• **Work required**
Set down every record once more, exactly as given.

Collected data:
------------------------
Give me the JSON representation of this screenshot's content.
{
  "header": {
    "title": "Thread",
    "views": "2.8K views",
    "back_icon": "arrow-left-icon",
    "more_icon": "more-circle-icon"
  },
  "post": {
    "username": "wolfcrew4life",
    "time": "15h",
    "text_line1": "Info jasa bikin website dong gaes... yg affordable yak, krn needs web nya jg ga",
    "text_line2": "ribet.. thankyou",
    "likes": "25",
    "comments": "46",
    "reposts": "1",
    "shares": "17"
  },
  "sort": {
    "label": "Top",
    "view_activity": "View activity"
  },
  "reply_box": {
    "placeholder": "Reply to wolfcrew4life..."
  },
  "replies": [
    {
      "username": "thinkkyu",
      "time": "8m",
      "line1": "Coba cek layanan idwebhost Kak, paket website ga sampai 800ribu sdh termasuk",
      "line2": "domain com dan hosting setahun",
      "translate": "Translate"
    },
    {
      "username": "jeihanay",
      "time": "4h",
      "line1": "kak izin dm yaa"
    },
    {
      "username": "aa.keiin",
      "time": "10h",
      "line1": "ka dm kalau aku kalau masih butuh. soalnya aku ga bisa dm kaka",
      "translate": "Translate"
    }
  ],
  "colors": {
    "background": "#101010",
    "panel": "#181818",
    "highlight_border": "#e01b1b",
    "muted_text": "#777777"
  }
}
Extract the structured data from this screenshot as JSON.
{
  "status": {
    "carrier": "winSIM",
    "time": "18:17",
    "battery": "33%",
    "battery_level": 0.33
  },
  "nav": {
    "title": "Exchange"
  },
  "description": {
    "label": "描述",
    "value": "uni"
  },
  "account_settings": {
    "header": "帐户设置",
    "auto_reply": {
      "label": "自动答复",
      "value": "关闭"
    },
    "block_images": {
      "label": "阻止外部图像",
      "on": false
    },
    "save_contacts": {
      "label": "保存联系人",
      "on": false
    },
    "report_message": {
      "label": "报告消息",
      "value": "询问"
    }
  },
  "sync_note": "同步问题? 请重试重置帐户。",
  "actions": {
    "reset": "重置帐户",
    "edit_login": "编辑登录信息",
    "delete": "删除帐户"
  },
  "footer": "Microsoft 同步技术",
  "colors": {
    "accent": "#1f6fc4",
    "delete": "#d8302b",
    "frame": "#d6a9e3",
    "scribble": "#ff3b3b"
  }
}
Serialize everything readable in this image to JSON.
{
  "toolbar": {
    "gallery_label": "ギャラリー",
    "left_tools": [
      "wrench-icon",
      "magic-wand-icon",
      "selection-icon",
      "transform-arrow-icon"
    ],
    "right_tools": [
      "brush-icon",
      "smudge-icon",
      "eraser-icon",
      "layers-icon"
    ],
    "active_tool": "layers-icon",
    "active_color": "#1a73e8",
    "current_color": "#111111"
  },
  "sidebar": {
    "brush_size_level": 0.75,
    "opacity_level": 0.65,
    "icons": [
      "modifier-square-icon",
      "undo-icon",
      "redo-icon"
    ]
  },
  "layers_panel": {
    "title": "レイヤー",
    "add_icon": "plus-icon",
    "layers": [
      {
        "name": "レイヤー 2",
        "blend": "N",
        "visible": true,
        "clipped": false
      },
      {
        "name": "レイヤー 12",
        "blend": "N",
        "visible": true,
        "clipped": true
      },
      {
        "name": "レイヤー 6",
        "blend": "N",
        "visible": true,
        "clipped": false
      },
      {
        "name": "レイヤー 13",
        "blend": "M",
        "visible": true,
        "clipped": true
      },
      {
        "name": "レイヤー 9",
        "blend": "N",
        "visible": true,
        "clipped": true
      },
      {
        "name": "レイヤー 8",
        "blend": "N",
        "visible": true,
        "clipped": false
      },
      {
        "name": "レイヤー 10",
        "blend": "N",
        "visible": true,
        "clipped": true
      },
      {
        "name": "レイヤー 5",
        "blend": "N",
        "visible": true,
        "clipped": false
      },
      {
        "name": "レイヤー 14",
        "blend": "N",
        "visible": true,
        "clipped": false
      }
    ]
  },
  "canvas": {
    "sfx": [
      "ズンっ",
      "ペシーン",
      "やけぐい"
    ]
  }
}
------------------------
• **Output of the exercise**
Give me the JSON representation of this screenshot's content.
{
  "header": {
    "title": "Thread",
    "views": "2.8K views",
    "back_icon": "arrow-left-icon",
    "more_icon": "more-circle-icon"
  },
  "post": {
    "username": "wolfcrew4life",
    "time": "15h",
    "text_line1": "Info jasa bikin website dong gaes... yg affordable yak, krn needs web nya jg ga",
    "text_line2": "ribet.. thankyou",
    "likes": "25",
    "comments": "46",
    "reposts": "1",
    "shares": "17"
  },
  "sort": {
    "label": "Top",
    "view_activity": "View activity"
  },
  "reply_box": {
    "placeholder": "Reply to wolfcrew4life..."
  },
  "replies": [
    {
      "username": "thinkkyu",
      "time": "8m",
      "line1": "Coba cek layanan idwebhost Kak, paket website ga sampai 800ribu sdh termasuk",
      "line2": "domain com dan hosting setahun",
      "translate": "Translate"
    },
    {
      "username": "jeihanay",
      "time": "4h",
      "line1": "kak izin dm yaa"
    },
    {
      "username": "aa.keiin",
      "time": "10h",
      "line1": "ka dm kalau aku kalau masih butuh. soalnya aku ga bisa dm kaka",
      "translate": "Translate"
    }
  ],
  "colors": {
    "background": "#101010",
    "panel": "#181818",
    "highlight_border": "#e01b1b",
    "muted_text": "#777777"
  }
}
Extract the structured data from this screenshot as JSON.
{
  "status": {
    "carrier": "winSIM",
    "time": "18:17",
    "battery": "33%",
    "battery_level": 0.33
  },
  "nav": {
    "title": "Exchange"
  },
  "description": {
    "label": "描述",
    "value": "uni"
  },
  "account_settings": {
    "header": "帐户设置",
    "auto_reply": {
      "label": "自动答复",
      "value": "关闭"
    },
    "block_images": {
      "label": "阻止外部图像",
      "on": false
    },
    "save_contacts": {
      "label": "保存联系人",
      "on": false
    },
    "report_message": {
      "label": "报告消息",
      "value": "询问"
    }
  },
  "sync_note": "同步问题? 请重试重置帐户。",
  "actions": {
    "reset": "重置帐户",
    "edit_login": "编辑登录信息",
    "delete": "删除帐户"
  },
  "footer": "Microsoft 同步技术",
  "colors": {
    "accent": "#1f6fc4",
    "delete": "#d8302b",
    "frame": "#d6a9e3",
    "scribble": "#ff3b3b"
  }
}
Serialize everything readable in this image to JSON.
{
  "toolbar": {
    "gallery_label": "ギャラリー",
    "left_tools": [
      "wrench-icon",
      "magic-wand-icon",
      "selection-icon",
      "transform-arrow-icon"
    ],
    "right_tools": [
      "brush-icon",
      "smudge-icon",
      "eraser-icon",
      "layers-icon"
    ],
    "active_tool": "layers-icon",
    "active_color": "#1a73e8",
    "current_color": "#111111"
  },
  "sidebar": {
    "brush_size_level": 0.75,
    "opacity_level": 0.65,
    "icons": [
      "modifier-square-icon",
      "undo-icon",
      "redo-icon"
    ]
  },
  "layers_panel": {
    "title": "レイヤー",
    "add_icon": "plus-icon",
    "layers": [
      {
        "name": "レイヤー 2",
        "blend": "N",
        "visible": true,
        "clipped": false
      },
      {
        "name": "レイヤー 12",
        "blend": "N",
        "visible": true,
        "clipped": true
      },
      {
        "name": "レイヤー 6",
        "blend": "N",
        "visible": true,
        "clipped": false
      },
      {
        "name": "レイヤー 13",
        "blend": "M",
        "visible": true,
        "clipped": true
      },
      {
        "name": "レイヤー 9",
        "blend": "N",
        "visible": true,
        "clipped": true
      },
      {
        "name": "レイヤー 8",
        "blend": "N",
        "visible": true,
        "clipped": false
      },
      {
        "name": "レイヤー 10",
        "blend": "N",
        "visible": true,
        "clipped": true
      },
      {
        "name": "レイヤー 5",
        "blend": "N",
        "visible": true,
        "clipped": false
      },
      {
        "name": "レイヤー 14",
        "blend": "N",
        "visible": true,
        "clipped": false
      }
    ]
  },
  "canvas": {
    "sfx": [
      "ズンっ",
      "ペシーン",
      "やけぐい"
    ]
  }
}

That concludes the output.